[Start]

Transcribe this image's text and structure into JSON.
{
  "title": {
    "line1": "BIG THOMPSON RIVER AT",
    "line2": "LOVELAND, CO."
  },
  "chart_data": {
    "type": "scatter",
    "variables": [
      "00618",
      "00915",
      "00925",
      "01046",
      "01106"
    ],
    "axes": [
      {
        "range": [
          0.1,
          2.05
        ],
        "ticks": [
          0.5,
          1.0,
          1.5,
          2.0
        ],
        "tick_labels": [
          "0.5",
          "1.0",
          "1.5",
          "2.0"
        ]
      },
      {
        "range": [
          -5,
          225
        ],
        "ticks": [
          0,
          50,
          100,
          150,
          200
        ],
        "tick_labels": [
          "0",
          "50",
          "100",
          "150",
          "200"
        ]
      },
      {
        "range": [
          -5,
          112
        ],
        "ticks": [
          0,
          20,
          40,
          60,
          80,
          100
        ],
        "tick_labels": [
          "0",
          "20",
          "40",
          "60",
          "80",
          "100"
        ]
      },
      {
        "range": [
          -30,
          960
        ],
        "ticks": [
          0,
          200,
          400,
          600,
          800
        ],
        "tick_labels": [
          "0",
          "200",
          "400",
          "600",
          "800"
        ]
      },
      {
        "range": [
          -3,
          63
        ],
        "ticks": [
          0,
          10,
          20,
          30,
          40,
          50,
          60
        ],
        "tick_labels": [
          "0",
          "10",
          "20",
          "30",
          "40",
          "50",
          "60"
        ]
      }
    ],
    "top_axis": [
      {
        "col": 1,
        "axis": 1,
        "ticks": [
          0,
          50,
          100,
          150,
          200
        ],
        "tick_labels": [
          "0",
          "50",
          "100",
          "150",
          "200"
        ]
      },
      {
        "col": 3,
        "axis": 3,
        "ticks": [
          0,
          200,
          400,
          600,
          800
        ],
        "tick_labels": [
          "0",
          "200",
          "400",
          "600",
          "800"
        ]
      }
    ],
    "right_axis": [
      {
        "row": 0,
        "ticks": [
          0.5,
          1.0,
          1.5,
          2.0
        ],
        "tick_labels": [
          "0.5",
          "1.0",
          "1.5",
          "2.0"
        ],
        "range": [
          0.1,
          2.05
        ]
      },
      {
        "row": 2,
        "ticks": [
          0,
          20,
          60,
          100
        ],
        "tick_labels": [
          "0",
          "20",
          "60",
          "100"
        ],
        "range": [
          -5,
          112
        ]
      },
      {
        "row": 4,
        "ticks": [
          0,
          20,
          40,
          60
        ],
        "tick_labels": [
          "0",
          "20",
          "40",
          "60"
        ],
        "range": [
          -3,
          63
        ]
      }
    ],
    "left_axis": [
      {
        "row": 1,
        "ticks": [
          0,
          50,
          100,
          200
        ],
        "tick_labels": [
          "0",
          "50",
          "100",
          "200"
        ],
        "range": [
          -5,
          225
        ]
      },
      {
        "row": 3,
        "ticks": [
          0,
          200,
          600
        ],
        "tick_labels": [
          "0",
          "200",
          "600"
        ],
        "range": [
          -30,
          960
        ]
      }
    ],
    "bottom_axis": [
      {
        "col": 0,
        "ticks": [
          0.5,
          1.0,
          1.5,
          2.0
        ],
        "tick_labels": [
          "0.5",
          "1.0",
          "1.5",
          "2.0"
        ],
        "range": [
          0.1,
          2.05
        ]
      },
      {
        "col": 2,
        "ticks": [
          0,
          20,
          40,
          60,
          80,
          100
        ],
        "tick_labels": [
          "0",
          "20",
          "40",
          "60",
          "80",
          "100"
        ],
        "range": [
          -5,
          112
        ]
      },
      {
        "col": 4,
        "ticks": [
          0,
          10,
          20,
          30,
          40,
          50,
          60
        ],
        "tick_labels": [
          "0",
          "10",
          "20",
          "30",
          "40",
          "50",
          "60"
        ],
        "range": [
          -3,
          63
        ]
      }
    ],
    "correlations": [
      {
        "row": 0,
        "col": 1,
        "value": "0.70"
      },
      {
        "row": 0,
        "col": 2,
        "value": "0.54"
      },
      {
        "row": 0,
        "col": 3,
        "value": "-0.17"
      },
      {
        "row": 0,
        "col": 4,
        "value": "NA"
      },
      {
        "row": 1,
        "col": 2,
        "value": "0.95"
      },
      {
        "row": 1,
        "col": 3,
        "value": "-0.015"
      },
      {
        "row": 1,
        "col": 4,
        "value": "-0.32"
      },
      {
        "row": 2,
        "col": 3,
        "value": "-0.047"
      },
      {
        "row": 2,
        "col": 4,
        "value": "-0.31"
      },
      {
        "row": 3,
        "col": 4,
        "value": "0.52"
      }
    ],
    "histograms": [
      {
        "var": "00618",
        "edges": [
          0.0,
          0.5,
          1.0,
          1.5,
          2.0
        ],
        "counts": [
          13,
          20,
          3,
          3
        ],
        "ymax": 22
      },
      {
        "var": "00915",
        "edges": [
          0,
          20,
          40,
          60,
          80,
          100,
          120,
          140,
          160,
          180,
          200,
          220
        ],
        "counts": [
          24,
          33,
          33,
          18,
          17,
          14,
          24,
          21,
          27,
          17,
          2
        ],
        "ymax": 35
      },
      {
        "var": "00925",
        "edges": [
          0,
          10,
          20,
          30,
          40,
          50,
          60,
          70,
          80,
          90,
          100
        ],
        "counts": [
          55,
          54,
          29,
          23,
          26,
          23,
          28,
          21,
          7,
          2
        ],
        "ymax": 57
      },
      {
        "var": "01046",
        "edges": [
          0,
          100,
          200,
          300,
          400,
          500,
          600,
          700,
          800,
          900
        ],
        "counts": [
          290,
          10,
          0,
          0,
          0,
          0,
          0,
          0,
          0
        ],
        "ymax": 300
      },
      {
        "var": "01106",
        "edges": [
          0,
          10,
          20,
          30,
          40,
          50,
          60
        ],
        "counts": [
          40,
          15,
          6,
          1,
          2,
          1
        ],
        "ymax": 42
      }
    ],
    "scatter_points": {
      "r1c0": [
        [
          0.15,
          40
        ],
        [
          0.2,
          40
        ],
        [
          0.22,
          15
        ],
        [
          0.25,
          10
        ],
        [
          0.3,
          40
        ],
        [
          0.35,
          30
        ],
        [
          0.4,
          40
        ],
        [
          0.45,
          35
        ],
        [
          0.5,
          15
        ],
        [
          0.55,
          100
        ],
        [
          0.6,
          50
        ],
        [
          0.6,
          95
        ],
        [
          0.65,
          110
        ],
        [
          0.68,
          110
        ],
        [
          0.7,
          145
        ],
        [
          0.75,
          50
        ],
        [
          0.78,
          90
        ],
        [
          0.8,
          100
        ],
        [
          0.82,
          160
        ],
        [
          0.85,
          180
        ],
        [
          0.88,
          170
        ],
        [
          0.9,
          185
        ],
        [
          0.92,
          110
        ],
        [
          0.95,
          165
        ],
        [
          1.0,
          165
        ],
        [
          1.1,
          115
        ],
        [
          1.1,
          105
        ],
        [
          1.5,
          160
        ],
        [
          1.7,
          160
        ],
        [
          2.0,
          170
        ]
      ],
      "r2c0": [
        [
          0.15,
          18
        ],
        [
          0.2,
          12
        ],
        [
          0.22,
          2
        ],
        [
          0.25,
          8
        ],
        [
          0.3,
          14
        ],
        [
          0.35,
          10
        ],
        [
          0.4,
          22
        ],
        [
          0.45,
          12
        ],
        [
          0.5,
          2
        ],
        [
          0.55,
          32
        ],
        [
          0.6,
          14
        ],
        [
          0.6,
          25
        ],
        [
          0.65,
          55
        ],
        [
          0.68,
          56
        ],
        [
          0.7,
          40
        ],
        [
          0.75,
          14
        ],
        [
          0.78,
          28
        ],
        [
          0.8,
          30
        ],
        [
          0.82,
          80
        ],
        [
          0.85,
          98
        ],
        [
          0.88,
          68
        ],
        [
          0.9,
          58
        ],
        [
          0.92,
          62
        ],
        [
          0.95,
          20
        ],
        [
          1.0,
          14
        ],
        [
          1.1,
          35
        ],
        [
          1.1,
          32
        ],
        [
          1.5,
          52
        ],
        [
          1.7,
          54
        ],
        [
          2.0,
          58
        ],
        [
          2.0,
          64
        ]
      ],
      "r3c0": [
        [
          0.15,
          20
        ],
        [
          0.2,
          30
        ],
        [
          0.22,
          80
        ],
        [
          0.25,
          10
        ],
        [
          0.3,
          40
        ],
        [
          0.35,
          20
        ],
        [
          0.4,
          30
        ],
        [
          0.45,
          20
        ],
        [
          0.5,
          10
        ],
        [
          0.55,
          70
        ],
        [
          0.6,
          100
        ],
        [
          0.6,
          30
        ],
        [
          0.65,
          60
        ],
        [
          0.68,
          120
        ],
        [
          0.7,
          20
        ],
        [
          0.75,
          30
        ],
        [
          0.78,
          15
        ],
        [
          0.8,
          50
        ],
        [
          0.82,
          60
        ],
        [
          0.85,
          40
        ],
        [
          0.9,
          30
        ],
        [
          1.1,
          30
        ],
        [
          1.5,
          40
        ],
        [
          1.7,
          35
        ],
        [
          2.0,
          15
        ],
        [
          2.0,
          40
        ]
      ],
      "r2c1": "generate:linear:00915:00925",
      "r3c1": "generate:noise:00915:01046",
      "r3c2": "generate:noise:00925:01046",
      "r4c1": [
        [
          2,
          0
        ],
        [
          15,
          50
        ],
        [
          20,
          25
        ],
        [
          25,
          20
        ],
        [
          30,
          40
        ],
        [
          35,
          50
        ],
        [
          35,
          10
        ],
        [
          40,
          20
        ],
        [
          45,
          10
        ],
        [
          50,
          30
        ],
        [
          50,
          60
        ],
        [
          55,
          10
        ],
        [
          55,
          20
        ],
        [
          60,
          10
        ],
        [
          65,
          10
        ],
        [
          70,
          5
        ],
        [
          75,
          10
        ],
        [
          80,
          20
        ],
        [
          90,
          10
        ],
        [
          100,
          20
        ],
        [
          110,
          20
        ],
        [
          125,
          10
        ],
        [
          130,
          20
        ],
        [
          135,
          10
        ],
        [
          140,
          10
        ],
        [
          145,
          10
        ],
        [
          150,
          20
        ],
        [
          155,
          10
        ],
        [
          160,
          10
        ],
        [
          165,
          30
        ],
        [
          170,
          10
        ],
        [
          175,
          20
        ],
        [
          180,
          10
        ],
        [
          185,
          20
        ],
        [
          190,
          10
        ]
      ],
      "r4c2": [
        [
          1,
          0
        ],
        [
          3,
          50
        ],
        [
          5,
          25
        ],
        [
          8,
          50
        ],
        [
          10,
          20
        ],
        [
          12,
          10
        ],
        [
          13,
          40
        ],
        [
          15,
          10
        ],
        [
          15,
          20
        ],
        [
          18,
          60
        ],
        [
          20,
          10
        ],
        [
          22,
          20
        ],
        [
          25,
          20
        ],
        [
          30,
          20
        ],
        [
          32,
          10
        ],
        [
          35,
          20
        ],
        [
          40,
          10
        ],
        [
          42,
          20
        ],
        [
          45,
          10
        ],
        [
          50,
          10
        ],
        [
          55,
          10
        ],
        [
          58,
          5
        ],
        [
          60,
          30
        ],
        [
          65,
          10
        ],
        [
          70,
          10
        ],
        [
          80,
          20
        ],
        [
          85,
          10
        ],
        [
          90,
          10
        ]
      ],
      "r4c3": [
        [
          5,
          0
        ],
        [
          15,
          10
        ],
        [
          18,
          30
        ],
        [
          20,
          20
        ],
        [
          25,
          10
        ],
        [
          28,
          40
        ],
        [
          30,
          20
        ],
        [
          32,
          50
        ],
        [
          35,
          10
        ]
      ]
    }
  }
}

[End]

Work to complete:
Using the listing, collect all lines in which the string "noise" is found.

Answer to this exercise:
      "r3c1": "generate:noise:00915:01046",
      "r3c2": "generate:noise:00925:01046",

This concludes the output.